• [Exercise prompt]
Make an exact copy of the records, dropping all pictures.
_ _ _ _ _
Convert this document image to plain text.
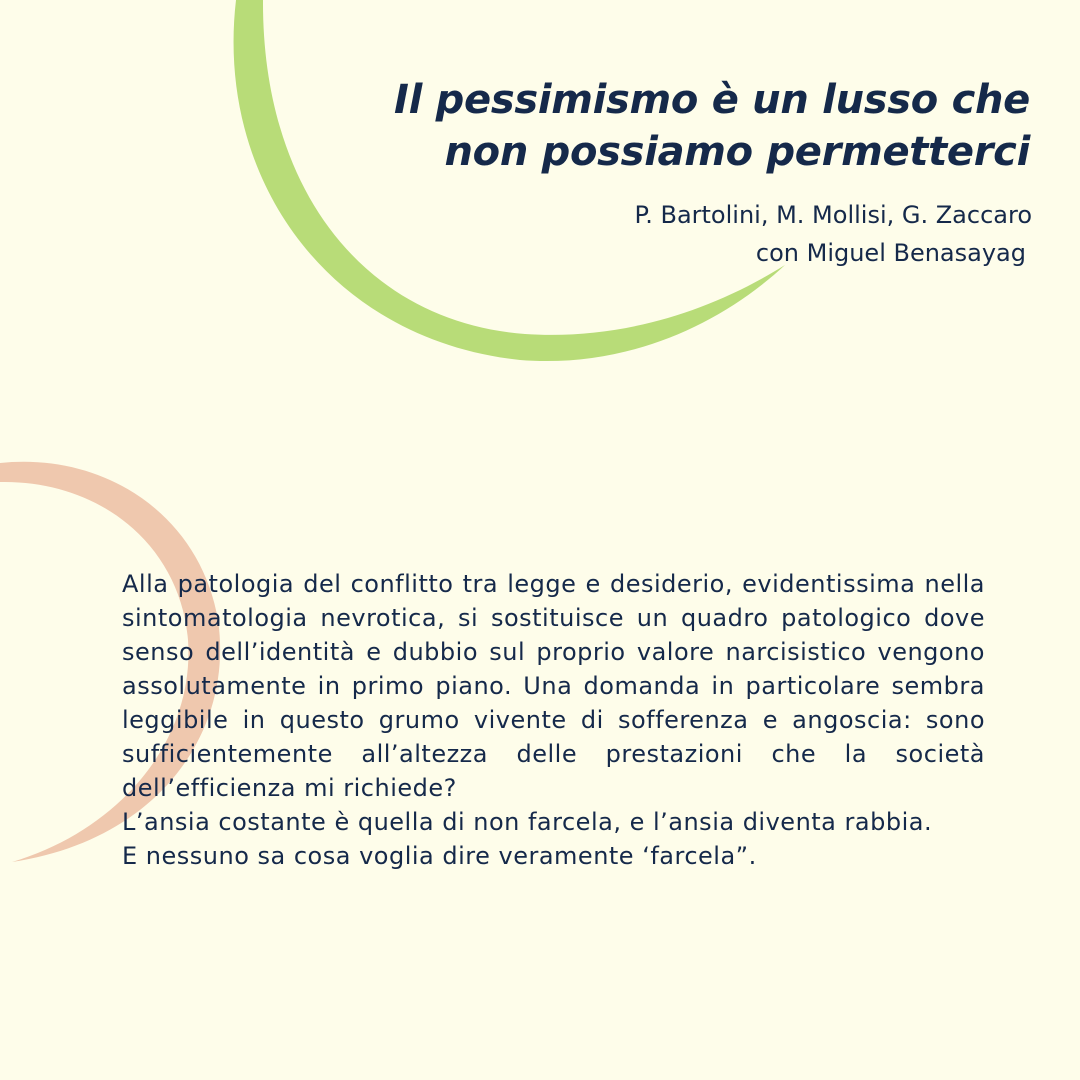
Il pessimismo è un lusso che
non possiamo permetterci
P. Bartolini, M. Mollisi, G. Zaccaro
con Miguel Benasayag

Alla patologia del conflitto tra legge e desiderio, evidentissima nella sintomatologia nevrotica, si sostituisce un quadro patologico dove senso dell’identità e dubbio sul proprio valore narcisistico vengono assolutamente in primo piano. Una domanda in particolare sembra leggibile in questo grumo vivente di sofferenza e angoscia: sono sufficientemente all’altezza delle prestazioni che la società dell’efficienza mi richiede?

L’ansia costante è quella di non farcela, e l’ansia diventa rabbia.

E nessuno sa cosa voglia dire veramente ‘farcela”.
_ _ _ _ _
• [Full answer]
Convert this document image to plain text.
Il pessimismo è un lusso che
non possiamo permetterci
P. Bartolini, M. Mollisi, G. Zaccaro
con Miguel Benasayag

Alla patologia del conflitto tra legge e desiderio, evidentissima nella sintomatologia nevrotica, si sostituisce un quadro patologico dove senso dell’identità e dubbio sul proprio valore narcisistico vengono assolutamente in primo piano. Una domanda in particolare sembra leggibile in questo grumo vivente di sofferenza e angoscia: sono sufficientemente all’altezza delle prestazioni che la società dell’efficienza mi richiede?

L’ansia costante è quella di non farcela, e l’ansia diventa rabbia.

E nessuno sa cosa voglia dire veramente ‘farcela”.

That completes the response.